* **Exercise prompt**: Take all the material and copy it exactly.

* **Stored data**:

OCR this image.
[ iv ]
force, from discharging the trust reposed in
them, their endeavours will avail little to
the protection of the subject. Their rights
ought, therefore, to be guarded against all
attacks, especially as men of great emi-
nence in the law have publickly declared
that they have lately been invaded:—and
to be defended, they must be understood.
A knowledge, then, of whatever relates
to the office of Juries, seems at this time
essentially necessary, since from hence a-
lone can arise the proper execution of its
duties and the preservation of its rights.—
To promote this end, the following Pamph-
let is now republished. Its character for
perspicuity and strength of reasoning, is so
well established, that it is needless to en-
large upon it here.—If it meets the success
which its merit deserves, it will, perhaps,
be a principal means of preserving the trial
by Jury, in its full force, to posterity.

* **Answer to this problem**:
OCR this image.
[ iv ]
force, from discharging the trust reposed in
them, their endeavours will avail little to
the protection of the subject. Their rights
ought, therefore, to be guarded against all
attacks, especially as men of great emi-
nence in the law have publickly declared
that they have lately been invaded:—and
to be defended, they must be understood.
A knowledge, then, of whatever relates
to the office of Juries, seems at this time
essentially necessary, since from hence a-
lone can arise the proper execution of its
duties and the preservation of its rights.—
To promote this end, the following Pamph-
let is now republished. Its character for
perspicuity and strength of reasoning, is so
well established, that it is needless to en-
large upon it here.—If it meets the success
which its merit deserves, it will, perhaps,
be a principal means of preserving the trial
by Jury, in its full force, to posterity.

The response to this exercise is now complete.